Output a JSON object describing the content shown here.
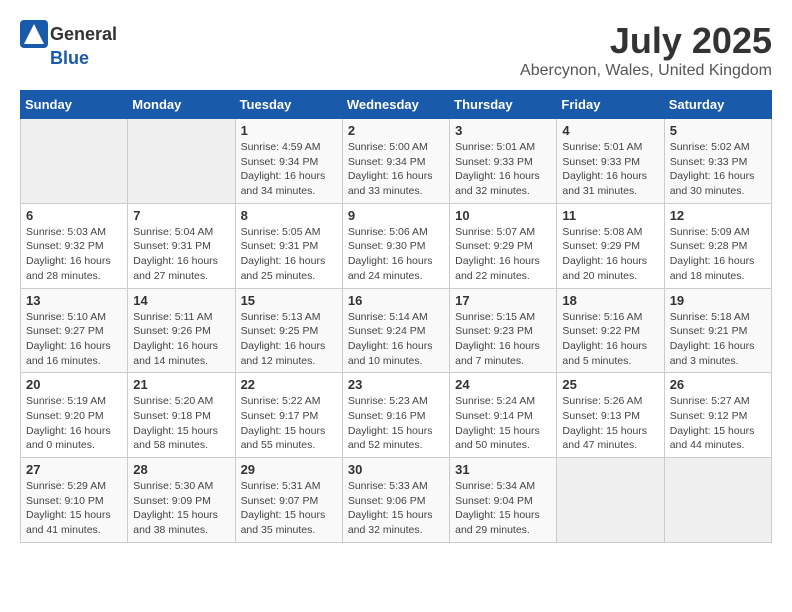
{
  "header": {
    "logo_general": "General",
    "logo_blue": "Blue",
    "month": "July 2025",
    "location": "Abercynon, Wales, United Kingdom"
  },
  "weekdays": [
    "Sunday",
    "Monday",
    "Tuesday",
    "Wednesday",
    "Thursday",
    "Friday",
    "Saturday"
  ],
  "weeks": [
    [
      {
        "day": "",
        "info": ""
      },
      {
        "day": "",
        "info": ""
      },
      {
        "day": "1",
        "info": "Sunrise: 4:59 AM\nSunset: 9:34 PM\nDaylight: 16 hours and 34 minutes."
      },
      {
        "day": "2",
        "info": "Sunrise: 5:00 AM\nSunset: 9:34 PM\nDaylight: 16 hours and 33 minutes."
      },
      {
        "day": "3",
        "info": "Sunrise: 5:01 AM\nSunset: 9:33 PM\nDaylight: 16 hours and 32 minutes."
      },
      {
        "day": "4",
        "info": "Sunrise: 5:01 AM\nSunset: 9:33 PM\nDaylight: 16 hours and 31 minutes."
      },
      {
        "day": "5",
        "info": "Sunrise: 5:02 AM\nSunset: 9:33 PM\nDaylight: 16 hours and 30 minutes."
      }
    ],
    [
      {
        "day": "6",
        "info": "Sunrise: 5:03 AM\nSunset: 9:32 PM\nDaylight: 16 hours and 28 minutes."
      },
      {
        "day": "7",
        "info": "Sunrise: 5:04 AM\nSunset: 9:31 PM\nDaylight: 16 hours and 27 minutes."
      },
      {
        "day": "8",
        "info": "Sunrise: 5:05 AM\nSunset: 9:31 PM\nDaylight: 16 hours and 25 minutes."
      },
      {
        "day": "9",
        "info": "Sunrise: 5:06 AM\nSunset: 9:30 PM\nDaylight: 16 hours and 24 minutes."
      },
      {
        "day": "10",
        "info": "Sunrise: 5:07 AM\nSunset: 9:29 PM\nDaylight: 16 hours and 22 minutes."
      },
      {
        "day": "11",
        "info": "Sunrise: 5:08 AM\nSunset: 9:29 PM\nDaylight: 16 hours and 20 minutes."
      },
      {
        "day": "12",
        "info": "Sunrise: 5:09 AM\nSunset: 9:28 PM\nDaylight: 16 hours and 18 minutes."
      }
    ],
    [
      {
        "day": "13",
        "info": "Sunrise: 5:10 AM\nSunset: 9:27 PM\nDaylight: 16 hours and 16 minutes."
      },
      {
        "day": "14",
        "info": "Sunrise: 5:11 AM\nSunset: 9:26 PM\nDaylight: 16 hours and 14 minutes."
      },
      {
        "day": "15",
        "info": "Sunrise: 5:13 AM\nSunset: 9:25 PM\nDaylight: 16 hours and 12 minutes."
      },
      {
        "day": "16",
        "info": "Sunrise: 5:14 AM\nSunset: 9:24 PM\nDaylight: 16 hours and 10 minutes."
      },
      {
        "day": "17",
        "info": "Sunrise: 5:15 AM\nSunset: 9:23 PM\nDaylight: 16 hours and 7 minutes."
      },
      {
        "day": "18",
        "info": "Sunrise: 5:16 AM\nSunset: 9:22 PM\nDaylight: 16 hours and 5 minutes."
      },
      {
        "day": "19",
        "info": "Sunrise: 5:18 AM\nSunset: 9:21 PM\nDaylight: 16 hours and 3 minutes."
      }
    ],
    [
      {
        "day": "20",
        "info": "Sunrise: 5:19 AM\nSunset: 9:20 PM\nDaylight: 16 hours and 0 minutes."
      },
      {
        "day": "21",
        "info": "Sunrise: 5:20 AM\nSunset: 9:18 PM\nDaylight: 15 hours and 58 minutes."
      },
      {
        "day": "22",
        "info": "Sunrise: 5:22 AM\nSunset: 9:17 PM\nDaylight: 15 hours and 55 minutes."
      },
      {
        "day": "23",
        "info": "Sunrise: 5:23 AM\nSunset: 9:16 PM\nDaylight: 15 hours and 52 minutes."
      },
      {
        "day": "24",
        "info": "Sunrise: 5:24 AM\nSunset: 9:14 PM\nDaylight: 15 hours and 50 minutes."
      },
      {
        "day": "25",
        "info": "Sunrise: 5:26 AM\nSunset: 9:13 PM\nDaylight: 15 hours and 47 minutes."
      },
      {
        "day": "26",
        "info": "Sunrise: 5:27 AM\nSunset: 9:12 PM\nDaylight: 15 hours and 44 minutes."
      }
    ],
    [
      {
        "day": "27",
        "info": "Sunrise: 5:29 AM\nSunset: 9:10 PM\nDaylight: 15 hours and 41 minutes."
      },
      {
        "day": "28",
        "info": "Sunrise: 5:30 AM\nSunset: 9:09 PM\nDaylight: 15 hours and 38 minutes."
      },
      {
        "day": "29",
        "info": "Sunrise: 5:31 AM\nSunset: 9:07 PM\nDaylight: 15 hours and 35 minutes."
      },
      {
        "day": "30",
        "info": "Sunrise: 5:33 AM\nSunset: 9:06 PM\nDaylight: 15 hours and 32 minutes."
      },
      {
        "day": "31",
        "info": "Sunrise: 5:34 AM\nSunset: 9:04 PM\nDaylight: 15 hours and 29 minutes."
      },
      {
        "day": "",
        "info": ""
      },
      {
        "day": "",
        "info": ""
      }
    ]
  ]
}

════════════════

> Task description: Omit any images, then output the listing exactly.

> Solution for this problem:
Output a JSON object describing the content shown here.
{
  "header": {
    "logo_general": "General",
    "logo_blue": "Blue",
    "month": "July 2025",
    "location": "Abercynon, Wales, United Kingdom"
  },
  "weekdays": [
    "Sunday",
    "Monday",
    "Tuesday",
    "Wednesday",
    "Thursday",
    "Friday",
    "Saturday"
  ],
  "weeks": [
    [
      {
        "day": "",
        "info": ""
      },
      {
        "day": "",
        "info": ""
      },
      {
        "day": "1",
        "info": "Sunrise: 4:59 AM\nSunset: 9:34 PM\nDaylight: 16 hours and 34 minutes."
      },
      {
        "day": "2",
        "info": "Sunrise: 5:00 AM\nSunset: 9:34 PM\nDaylight: 16 hours and 33 minutes."
      },
      {
        "day": "3",
        "info": "Sunrise: 5:01 AM\nSunset: 9:33 PM\nDaylight: 16 hours and 32 minutes."
      },
      {
        "day": "4",
        "info": "Sunrise: 5:01 AM\nSunset: 9:33 PM\nDaylight: 16 hours and 31 minutes."
      },
      {
        "day": "5",
        "info": "Sunrise: 5:02 AM\nSunset: 9:33 PM\nDaylight: 16 hours and 30 minutes."
      }
    ],
    [
      {
        "day": "6",
        "info": "Sunrise: 5:03 AM\nSunset: 9:32 PM\nDaylight: 16 hours and 28 minutes."
      },
      {
        "day": "7",
        "info": "Sunrise: 5:04 AM\nSunset: 9:31 PM\nDaylight: 16 hours and 27 minutes."
      },
      {
        "day": "8",
        "info": "Sunrise: 5:05 AM\nSunset: 9:31 PM\nDaylight: 16 hours and 25 minutes."
      },
      {
        "day": "9",
        "info": "Sunrise: 5:06 AM\nSunset: 9:30 PM\nDaylight: 16 hours and 24 minutes."
      },
      {
        "day": "10",
        "info": "Sunrise: 5:07 AM\nSunset: 9:29 PM\nDaylight: 16 hours and 22 minutes."
      },
      {
        "day": "11",
        "info": "Sunrise: 5:08 AM\nSunset: 9:29 PM\nDaylight: 16 hours and 20 minutes."
      },
      {
        "day": "12",
        "info": "Sunrise: 5:09 AM\nSunset: 9:28 PM\nDaylight: 16 hours and 18 minutes."
      }
    ],
    [
      {
        "day": "13",
        "info": "Sunrise: 5:10 AM\nSunset: 9:27 PM\nDaylight: 16 hours and 16 minutes."
      },
      {
        "day": "14",
        "info": "Sunrise: 5:11 AM\nSunset: 9:26 PM\nDaylight: 16 hours and 14 minutes."
      },
      {
        "day": "15",
        "info": "Sunrise: 5:13 AM\nSunset: 9:25 PM\nDaylight: 16 hours and 12 minutes."
      },
      {
        "day": "16",
        "info": "Sunrise: 5:14 AM\nSunset: 9:24 PM\nDaylight: 16 hours and 10 minutes."
      },
      {
        "day": "17",
        "info": "Sunrise: 5:15 AM\nSunset: 9:23 PM\nDaylight: 16 hours and 7 minutes."
      },
      {
        "day": "18",
        "info": "Sunrise: 5:16 AM\nSunset: 9:22 PM\nDaylight: 16 hours and 5 minutes."
      },
      {
        "day": "19",
        "info": "Sunrise: 5:18 AM\nSunset: 9:21 PM\nDaylight: 16 hours and 3 minutes."
      }
    ],
    [
      {
        "day": "20",
        "info": "Sunrise: 5:19 AM\nSunset: 9:20 PM\nDaylight: 16 hours and 0 minutes."
      },
      {
        "day": "21",
        "info": "Sunrise: 5:20 AM\nSunset: 9:18 PM\nDaylight: 15 hours and 58 minutes."
      },
      {
        "day": "22",
        "info": "Sunrise: 5:22 AM\nSunset: 9:17 PM\nDaylight: 15 hours and 55 minutes."
      },
      {
        "day": "23",
        "info": "Sunrise: 5:23 AM\nSunset: 9:16 PM\nDaylight: 15 hours and 52 minutes."
      },
      {
        "day": "24",
        "info": "Sunrise: 5:24 AM\nSunset: 9:14 PM\nDaylight: 15 hours and 50 minutes."
      },
      {
        "day": "25",
        "info": "Sunrise: 5:26 AM\nSunset: 9:13 PM\nDaylight: 15 hours and 47 minutes."
      },
      {
        "day": "26",
        "info": "Sunrise: 5:27 AM\nSunset: 9:12 PM\nDaylight: 15 hours and 44 minutes."
      }
    ],
    [
      {
        "day": "27",
        "info": "Sunrise: 5:29 AM\nSunset: 9:10 PM\nDaylight: 15 hours and 41 minutes."
      },
      {
        "day": "28",
        "info": "Sunrise: 5:30 AM\nSunset: 9:09 PM\nDaylight: 15 hours and 38 minutes."
      },
      {
        "day": "29",
        "info": "Sunrise: 5:31 AM\nSunset: 9:07 PM\nDaylight: 15 hours and 35 minutes."
      },
      {
        "day": "30",
        "info": "Sunrise: 5:33 AM\nSunset: 9:06 PM\nDaylight: 15 hours and 32 minutes."
      },
      {
        "day": "31",
        "info": "Sunrise: 5:34 AM\nSunset: 9:04 PM\nDaylight: 15 hours and 29 minutes."
      },
      {
        "day": "",
        "info": ""
      },
      {
        "day": "",
        "info": ""
      }
    ]
  ]
}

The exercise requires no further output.